-- BEGIN Data lines --
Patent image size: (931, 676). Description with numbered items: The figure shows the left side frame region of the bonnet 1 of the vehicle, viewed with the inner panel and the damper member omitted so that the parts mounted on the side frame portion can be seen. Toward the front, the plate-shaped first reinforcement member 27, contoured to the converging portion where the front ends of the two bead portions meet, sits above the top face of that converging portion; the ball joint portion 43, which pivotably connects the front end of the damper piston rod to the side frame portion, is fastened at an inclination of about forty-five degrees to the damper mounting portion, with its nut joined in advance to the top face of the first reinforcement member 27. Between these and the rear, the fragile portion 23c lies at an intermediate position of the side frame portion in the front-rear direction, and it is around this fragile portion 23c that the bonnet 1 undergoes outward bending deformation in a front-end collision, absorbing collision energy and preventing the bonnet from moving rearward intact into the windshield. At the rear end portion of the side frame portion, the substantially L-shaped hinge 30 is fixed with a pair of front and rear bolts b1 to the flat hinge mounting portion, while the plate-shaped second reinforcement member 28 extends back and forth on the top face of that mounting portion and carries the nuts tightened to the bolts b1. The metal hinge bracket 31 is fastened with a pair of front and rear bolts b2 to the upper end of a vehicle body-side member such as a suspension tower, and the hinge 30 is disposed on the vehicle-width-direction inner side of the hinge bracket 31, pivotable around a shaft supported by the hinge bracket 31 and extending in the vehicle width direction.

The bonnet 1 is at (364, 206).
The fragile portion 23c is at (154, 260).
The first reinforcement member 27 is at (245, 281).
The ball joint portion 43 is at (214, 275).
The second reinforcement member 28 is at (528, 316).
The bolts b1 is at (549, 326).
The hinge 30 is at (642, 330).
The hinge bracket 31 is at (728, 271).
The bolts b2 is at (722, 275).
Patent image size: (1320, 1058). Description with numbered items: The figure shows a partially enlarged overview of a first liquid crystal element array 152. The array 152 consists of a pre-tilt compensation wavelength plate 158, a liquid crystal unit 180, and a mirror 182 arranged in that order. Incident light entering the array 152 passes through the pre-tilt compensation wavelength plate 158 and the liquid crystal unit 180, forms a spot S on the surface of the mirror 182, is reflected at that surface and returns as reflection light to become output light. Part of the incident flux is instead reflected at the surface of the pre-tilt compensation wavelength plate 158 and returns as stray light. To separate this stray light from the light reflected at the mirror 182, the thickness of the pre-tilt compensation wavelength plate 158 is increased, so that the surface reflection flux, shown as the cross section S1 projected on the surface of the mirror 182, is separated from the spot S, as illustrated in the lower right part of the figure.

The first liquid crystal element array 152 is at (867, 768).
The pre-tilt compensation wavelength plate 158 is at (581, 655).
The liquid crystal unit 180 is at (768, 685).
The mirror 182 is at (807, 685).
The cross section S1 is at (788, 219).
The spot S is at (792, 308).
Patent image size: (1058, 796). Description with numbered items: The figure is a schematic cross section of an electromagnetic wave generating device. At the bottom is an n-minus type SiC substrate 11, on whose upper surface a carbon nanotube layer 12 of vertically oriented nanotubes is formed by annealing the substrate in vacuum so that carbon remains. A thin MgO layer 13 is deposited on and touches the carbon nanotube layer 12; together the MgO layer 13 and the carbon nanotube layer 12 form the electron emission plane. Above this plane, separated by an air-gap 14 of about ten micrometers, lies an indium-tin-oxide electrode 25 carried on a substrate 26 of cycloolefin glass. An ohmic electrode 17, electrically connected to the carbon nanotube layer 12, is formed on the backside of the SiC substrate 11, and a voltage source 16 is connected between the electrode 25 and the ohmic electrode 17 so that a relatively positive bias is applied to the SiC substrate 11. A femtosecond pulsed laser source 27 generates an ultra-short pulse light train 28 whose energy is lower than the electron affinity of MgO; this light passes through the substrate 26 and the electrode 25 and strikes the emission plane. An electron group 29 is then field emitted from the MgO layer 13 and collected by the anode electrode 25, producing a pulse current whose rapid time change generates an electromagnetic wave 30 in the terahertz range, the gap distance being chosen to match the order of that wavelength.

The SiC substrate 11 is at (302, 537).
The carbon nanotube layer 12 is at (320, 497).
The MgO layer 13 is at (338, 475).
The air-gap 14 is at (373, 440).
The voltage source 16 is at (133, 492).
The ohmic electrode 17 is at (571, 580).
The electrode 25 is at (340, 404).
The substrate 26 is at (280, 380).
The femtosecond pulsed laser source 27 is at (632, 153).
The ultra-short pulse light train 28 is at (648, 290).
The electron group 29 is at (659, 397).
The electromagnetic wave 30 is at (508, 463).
-- END Data lines --
Can you rewrite every item above with "Patent image size" changed to "Drawing dimensions" and nothing else altered?

Drawing dimensions: (931, 676). Description with numbered items: The figure shows the left side frame region of the bonnet 1 of the vehicle, viewed with the inner panel and the damper member omitted so that the parts mounted on the side frame portion can be seen. Toward the front, the plate-shaped first reinforcement member 27, contoured to the converging portion where the front ends of the two bead portions meet, sits above the top face of that converging portion; the ball joint portion 43, which pivotably connects the front end of the damper piston rod to the side frame portion, is fastened at an inclination of about forty-five degrees to the damper mounting portion, with its nut joined in advance to the top face of the first reinforcement member 27. Between these and the rear, the fragile portion 23c lies at an intermediate position of the side frame portion in the front-rear direction, and it is around this fragile portion 23c that the bonnet 1 undergoes outward bending deformation in a front-end collision, absorbing collision energy and preventing the bonnet from moving rearward intact into the windshield. At the rear end portion of the side frame portion, the substantially L-shaped hinge 30 is fixed with a pair of front and rear bolts b1 to the flat hinge mounting portion, while the plate-shaped second reinforcement member 28 extends back and forth on the top face of that mounting portion and carries the nuts tightened to the bolts b1. The metal hinge bracket 31 is fastened with a pair of front and rear bolts b2 to the upper end of a vehicle body-side member such as a suspension tower, and the hinge 30 is disposed on the vehicle-width-direction inner side of the hinge bracket 31, pivotable around a shaft supported by the hinge bracket 31 and extending in the vehicle width direction.

The bonnet 1 is at (364, 206).
The fragile portion 23c is at (154, 260).
The first reinforcement member 27 is at (245, 281).
The ball joint portion 43 is at (214, 275).
The second reinforcement member 28 is at (528, 316).
The bolts b1 is at (549, 326).
The hinge 30 is at (642, 330).
The hinge bracket 31 is at (728, 271).
The bolts b2 is at (722, 275).
Drawing dimensions: (1320, 1058). Description with numbered items: The figure shows a partially enlarged overview of a first liquid crystal element array 152. The array 152 consists of a pre-tilt compensation wavelength plate 158, a liquid crystal unit 180, and a mirror 182 arranged in that order. Incident light entering the array 152 passes through the pre-tilt compensation wavelength plate 158 and the liquid crystal unit 180, forms a spot S on the surface of the mirror 182, is reflected at that surface and returns as reflection light to become output light. Part of the incident flux is instead reflected at the surface of the pre-tilt compensation wavelength plate 158 and returns as stray light. To separate this stray light from the light reflected at the mirror 182, the thickness of the pre-tilt compensation wavelength plate 158 is increased, so that the surface reflection flux, shown as the cross section S1 projected on the surface of the mirror 182, is separated from the spot S, as illustrated in the lower right part of the figure.

The first liquid crystal element array 152 is at (867, 768).
The pre-tilt compensation wavelength plate 158 is at (581, 655).
The liquid crystal unit 180 is at (768, 685).
The mirror 182 is at (807, 685).
The cross section S1 is at (788, 219).
The spot S is at (792, 308).
Drawing dimensions: (1058, 796). Description with numbered items: The figure is a schematic cross section of an electromagnetic wave generating device. At the bottom is an n-minus type SiC substrate 11, on whose upper surface a carbon nanotube layer 12 of vertically oriented nanotubes is formed by annealing the substrate in vacuum so that carbon remains. A thin MgO layer 13 is deposited on and touches the carbon nanotube layer 12; together the MgO layer 13 and the carbon nanotube layer 12 form the electron emission plane. Above this plane, separated by an air-gap 14 of about ten micrometers, lies an indium-tin-oxide electrode 25 carried on a substrate 26 of cycloolefin glass. An ohmic electrode 17, electrically connected to the carbon nanotube layer 12, is formed on the backside of the SiC substrate 11, and a voltage source 16 is connected between the electrode 25 and the ohmic electrode 17 so that a relatively positive bias is applied to the SiC substrate 11. A femtosecond pulsed laser source 27 generates an ultra-short pulse light train 28 whose energy is lower than the electron affinity of MgO; this light passes through the substrate 26 and the electrode 25 and strikes the emission plane. An electron group 29 is then field emitted from the MgO layer 13 and collected by the anode electrode 25, producing a pulse current whose rapid time change generates an electromagnetic wave 30 in the terahertz range, the gap distance being chosen to match the order of that wavelength.

The SiC substrate 11 is at (302, 537).
The carbon nanotube layer 12 is at (320, 497).
The MgO layer 13 is at (338, 475).
The air-gap 14 is at (373, 440).
The voltage source 16 is at (133, 492).
The ohmic electrode 17 is at (571, 580).
The electrode 25 is at (340, 404).
The substrate 26 is at (280, 380).
The femtosecond pulsed laser source 27 is at (632, 153).
The ultra-short pulse light train 28 is at (648, 290).
The electron group 29 is at (659, 397).
The electromagnetic wave 30 is at (508, 463).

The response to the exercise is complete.